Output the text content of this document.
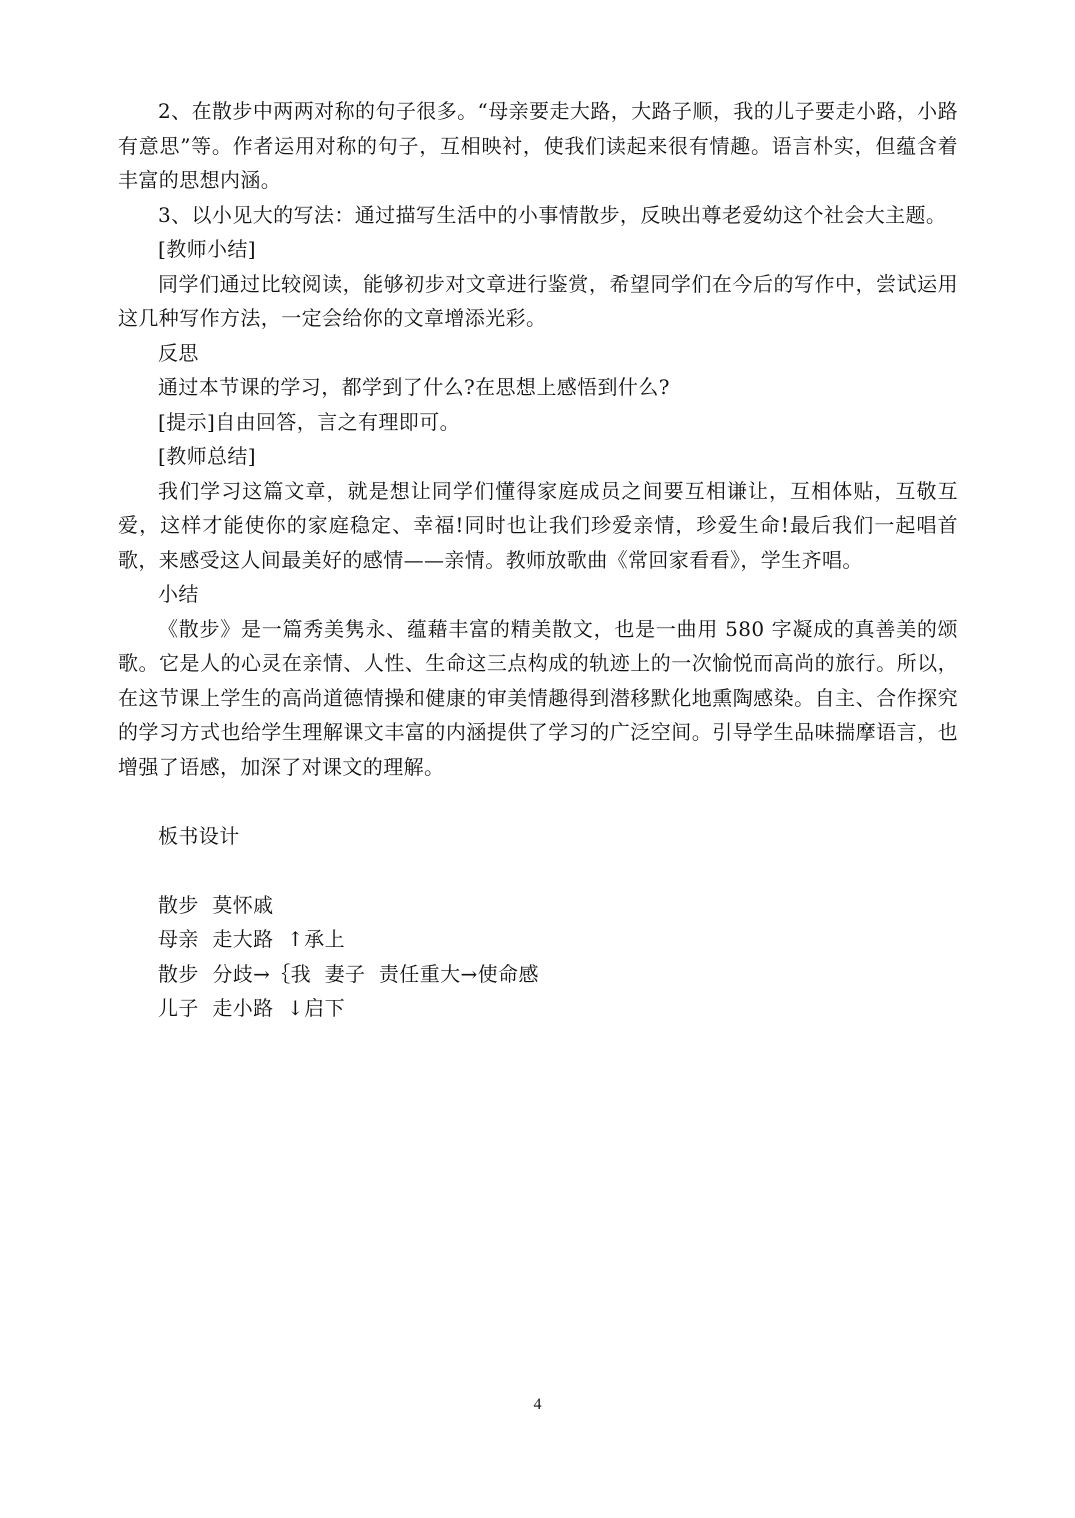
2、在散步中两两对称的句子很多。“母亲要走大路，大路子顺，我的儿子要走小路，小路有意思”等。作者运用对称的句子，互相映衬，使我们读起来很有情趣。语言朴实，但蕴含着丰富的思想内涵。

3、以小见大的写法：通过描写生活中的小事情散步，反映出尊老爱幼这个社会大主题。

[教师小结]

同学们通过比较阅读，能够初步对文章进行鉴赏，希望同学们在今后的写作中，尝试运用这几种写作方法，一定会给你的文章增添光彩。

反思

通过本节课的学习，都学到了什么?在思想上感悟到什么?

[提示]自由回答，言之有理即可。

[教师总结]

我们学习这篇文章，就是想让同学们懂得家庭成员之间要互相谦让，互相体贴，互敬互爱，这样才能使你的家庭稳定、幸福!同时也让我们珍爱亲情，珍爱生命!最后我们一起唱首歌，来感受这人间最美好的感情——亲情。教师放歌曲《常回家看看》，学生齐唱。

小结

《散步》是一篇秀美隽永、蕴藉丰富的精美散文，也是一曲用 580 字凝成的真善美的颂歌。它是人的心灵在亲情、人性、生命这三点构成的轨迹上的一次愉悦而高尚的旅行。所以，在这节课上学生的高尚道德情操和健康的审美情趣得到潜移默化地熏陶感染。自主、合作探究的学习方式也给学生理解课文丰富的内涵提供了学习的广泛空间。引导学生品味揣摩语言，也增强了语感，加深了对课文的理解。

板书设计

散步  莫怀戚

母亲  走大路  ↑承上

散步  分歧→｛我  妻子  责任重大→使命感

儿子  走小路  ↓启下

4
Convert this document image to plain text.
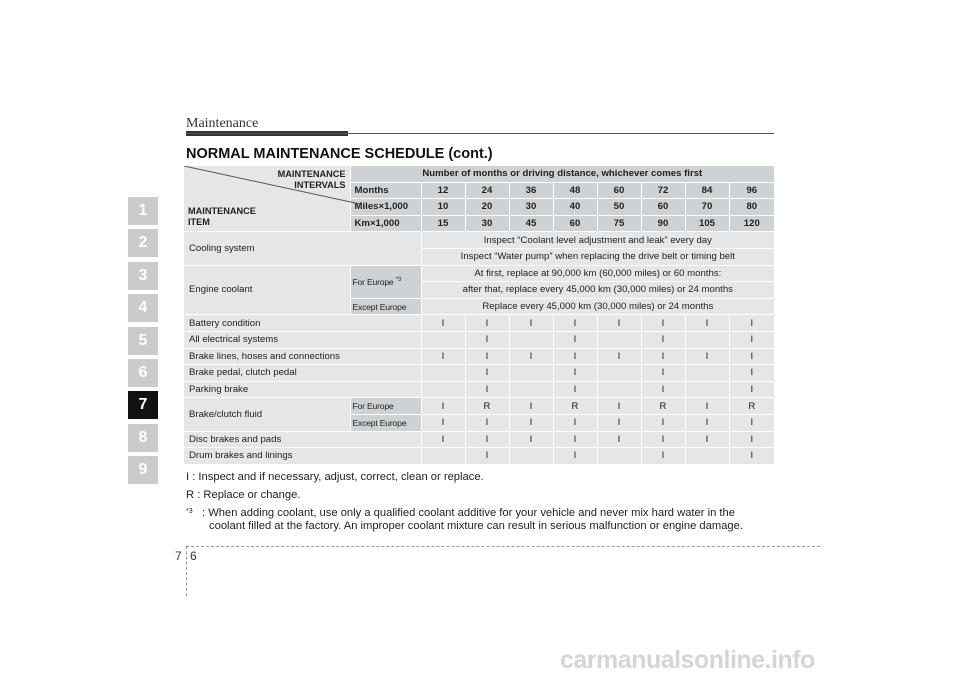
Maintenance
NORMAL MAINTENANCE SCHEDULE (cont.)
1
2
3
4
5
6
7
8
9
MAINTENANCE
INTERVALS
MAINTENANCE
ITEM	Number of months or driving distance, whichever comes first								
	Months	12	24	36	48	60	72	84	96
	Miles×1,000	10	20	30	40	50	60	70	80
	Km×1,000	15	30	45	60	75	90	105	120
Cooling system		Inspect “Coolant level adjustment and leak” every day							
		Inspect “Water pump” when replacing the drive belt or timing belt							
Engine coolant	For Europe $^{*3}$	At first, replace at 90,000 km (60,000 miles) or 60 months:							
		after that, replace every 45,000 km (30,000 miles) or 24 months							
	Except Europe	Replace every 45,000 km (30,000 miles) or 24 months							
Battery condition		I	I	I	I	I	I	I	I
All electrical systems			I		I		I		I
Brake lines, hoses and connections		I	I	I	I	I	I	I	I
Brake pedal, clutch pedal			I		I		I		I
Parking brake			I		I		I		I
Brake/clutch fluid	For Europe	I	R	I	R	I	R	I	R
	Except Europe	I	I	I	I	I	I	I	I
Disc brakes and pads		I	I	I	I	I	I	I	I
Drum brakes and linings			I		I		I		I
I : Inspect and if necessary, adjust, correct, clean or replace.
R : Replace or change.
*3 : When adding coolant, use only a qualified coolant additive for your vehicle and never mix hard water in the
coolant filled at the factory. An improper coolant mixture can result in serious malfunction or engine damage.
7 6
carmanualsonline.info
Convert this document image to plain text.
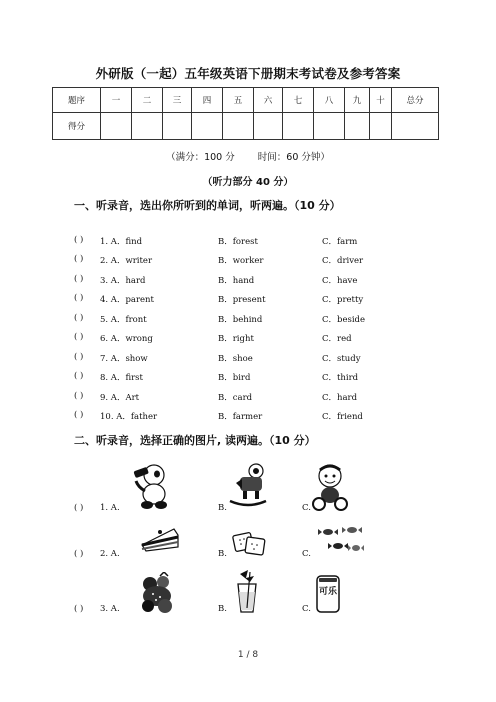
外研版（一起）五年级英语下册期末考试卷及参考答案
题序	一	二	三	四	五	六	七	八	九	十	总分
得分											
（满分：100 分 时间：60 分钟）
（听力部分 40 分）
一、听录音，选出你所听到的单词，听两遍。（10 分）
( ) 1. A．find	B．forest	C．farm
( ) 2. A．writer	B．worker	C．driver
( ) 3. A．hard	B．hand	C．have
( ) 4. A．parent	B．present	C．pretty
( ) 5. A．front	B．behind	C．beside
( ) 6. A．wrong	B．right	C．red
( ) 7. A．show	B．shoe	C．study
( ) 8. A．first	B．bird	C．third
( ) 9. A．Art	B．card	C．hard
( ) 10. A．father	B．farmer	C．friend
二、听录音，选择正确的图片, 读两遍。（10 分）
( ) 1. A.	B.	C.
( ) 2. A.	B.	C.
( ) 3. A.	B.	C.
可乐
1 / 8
# # # # # # #
SHORT PROBLEM:
Each line of the data is to be duplicated exactly; pictures stay out of the copy.

OUTPUT FOR THIS TASK:
Output the text content of this document.
2、在散步中两两对称的句子很多。“母亲要走大路，大路子顺，我的儿子要走小路，小路有意思”等。作者运用对称的句子，互相映衬，使我们读起来很有情趣。语言朴实，但蕴含着丰富的思想内涵。

3、以小见大的写法：通过描写生活中的小事情散步，反映出尊老爱幼这个社会大主题。

[教师小结]

同学们通过比较阅读，能够初步对文章进行鉴赏，希望同学们在今后的写作中，尝试运用这几种写作方法，一定会给你的文章增添光彩。

反思

通过本节课的学习，都学到了什么?在思想上感悟到什么?

[提示]自由回答，言之有理即可。

[教师总结]

我们学习这篇文章，就是想让同学们懂得家庭成员之间要互相谦让，互相体贴，互敬互爱，这样才能使你的家庭稳定、幸福!同时也让我们珍爱亲情，珍爱生命!最后我们一起唱首歌，来感受这人间最美好的感情——亲情。教师放歌曲《常回家看看》，学生齐唱。

小结

《散步》是一篇秀美隽永、蕴藉丰富的精美散文，也是一曲用 580 字凝成的真善美的颂歌。它是人的心灵在亲情、人性、生命这三点构成的轨迹上的一次愉悦而高尚的旅行。所以，在这节课上学生的高尚道德情操和健康的审美情趣得到潜移默化地熏陶感染。自主、合作探究的学习方式也给学生理解课文丰富的内涵提供了学习的广泛空间。引导学生品味揣摩语言，也增强了语感，加深了对课文的理解。

板书设计

散步  莫怀戚

母亲  走大路  ↑承上

散步  分歧→｛我  妻子  责任重大→使命感

儿子  走小路  ↓启下

4
Convert this document image to plain text.
Maintenance
NORMAL MAINTENANCE SCHEDULE (cont.)
1
2
3
4
5
6
7
8
9
MAINTENANCE
INTERVALS
MAINTENANCE
ITEM	Number of months or driving distance, whichever comes first								
	Months	12	24	36	48	60	72	84	96
	Miles×1,000	10	20	30	40	50	60	70	80
	Km×1,000	15	30	45	60	75	90	105	120
Cooling system		Inspect “Coolant level adjustment and leak” every day							
		Inspect “Water pump” when replacing the drive belt or timing belt							
Engine coolant	For Europe $^{*3}$	At first, replace at 90,000 km (60,000 miles) or 60 months:							
		after that, replace every 45,000 km (30,000 miles) or 24 months							
	Except Europe	Replace every 45,000 km (30,000 miles) or 24 months							
Battery condition		I	I	I	I	I	I	I	I
All electrical systems			I		I		I		I
Brake lines, hoses and connections		I	I	I	I	I	I	I	I
Brake pedal, clutch pedal			I		I		I		I
Parking brake			I		I		I		I
Brake/clutch fluid	For Europe	I	R	I	R	I	R	I	R
	Except Europe	I	I	I	I	I	I	I	I
Disc brakes and pads		I	I	I	I	I	I	I	I
Drum brakes and linings			I		I		I		I
I : Inspect and if necessary, adjust, correct, clean or replace.
R : Replace or change.
*3 : When adding coolant, use only a qualified coolant additive for your vehicle and never mix hard water in the
coolant filled at the factory. An improper coolant mixture can result in serious malfunction or engine damage.
7 6
carmanualsonline.info
Convert this document image to plain text.
外研版（一起）五年级英语下册期末考试卷及参考答案
题序	一	二	三	四	五	六	七	八	九	十	总分
得分											
（满分：100 分 时间：60 分钟）
（听力部分 40 分）
一、听录音，选出你所听到的单词，听两遍。（10 分）
( ) 1. A．find	B．forest	C．farm
( ) 2. A．writer	B．worker	C．driver
( ) 3. A．hard	B．hand	C．have
( ) 4. A．parent	B．present	C．pretty
( ) 5. A．front	B．behind	C．beside
( ) 6. A．wrong	B．right	C．red
( ) 7. A．show	B．shoe	C．study
( ) 8. A．first	B．bird	C．third
( ) 9. A．Art	B．card	C．hard
( ) 10. A．father	B．farmer	C．friend
二、听录音，选择正确的图片, 读两遍。（10 分）
( ) 1. A.	B.	C.
( ) 2. A.	B.	C.
( ) 3. A.	B.	C.
可乐
1 / 8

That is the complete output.